--- BEGIN ---

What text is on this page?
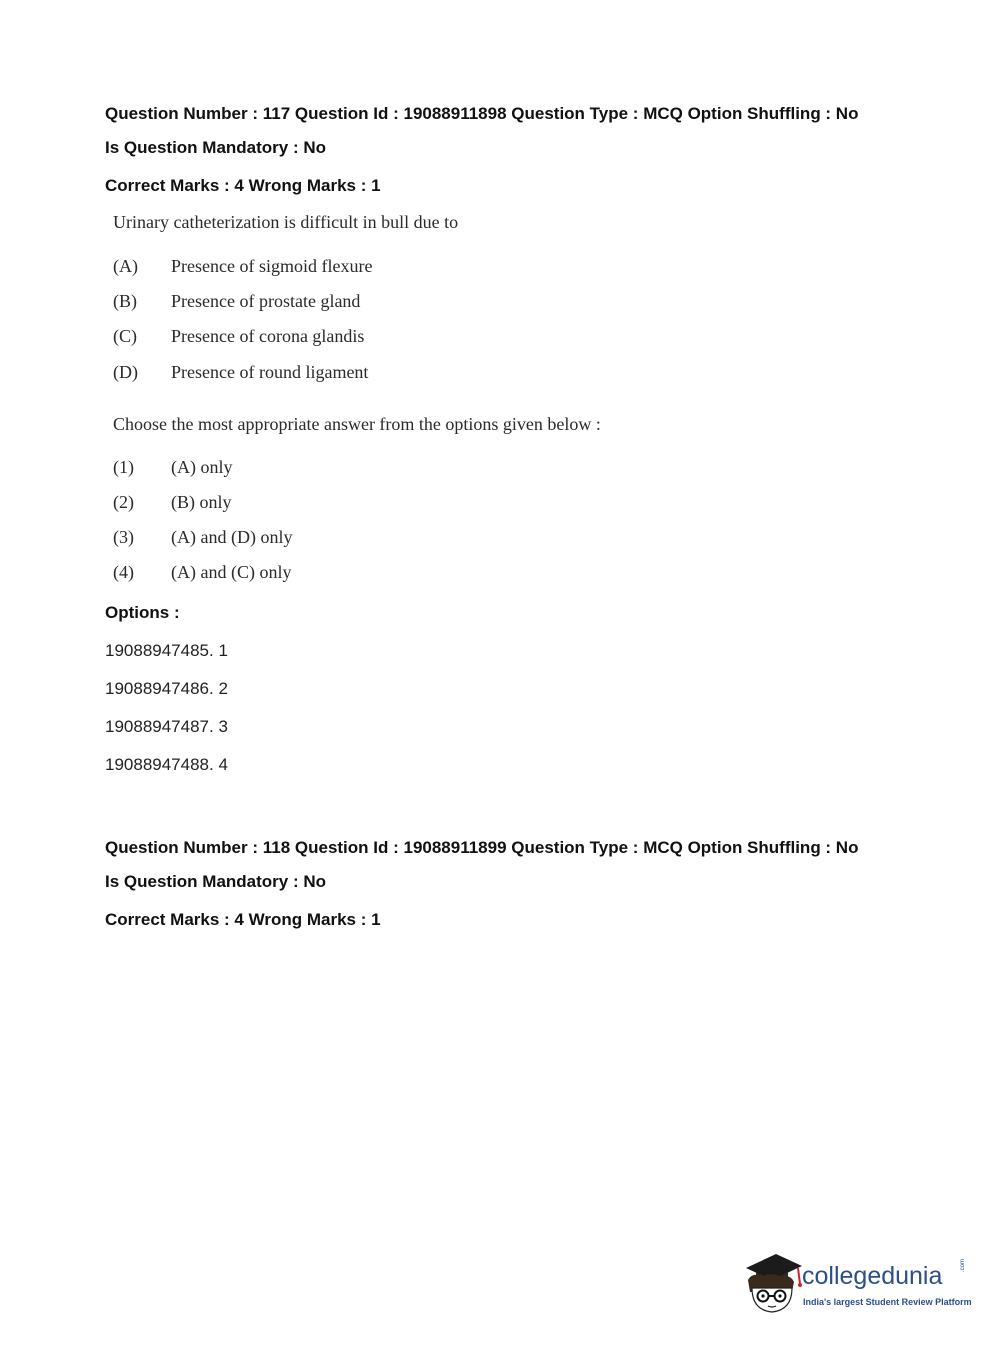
Question Number : 117 Question Id : 19088911898 Question Type : MCQ Option Shuffling : No
Is Question Mandatory : No
Correct Marks : 4 Wrong Marks : 1
Urinary catheterization is difficult in bull due to
(A) Presence of sigmoid flexure
(B) Presence of prostate gland
(C) Presence of corona glandis
(D) Presence of round ligament
Choose the most appropriate answer from the options given below :
(1) (A) only
(2) (B) only
(3) (A) and (D) only
(4) (A) and (C) only
Options :
19088947485. 1
19088947486. 2
19088947487. 3
19088947488. 4
Question Number : 118 Question Id : 19088911899 Question Type : MCQ Option Shuffling : No
Is Question Mandatory : No
Correct Marks : 4 Wrong Marks : 1
collegedunia	.com
India's largest Student Review Platform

--- END ---

→ Problem: Say how many lines in the records contain the string "Number", and say nothing else.

→ Written solution: 2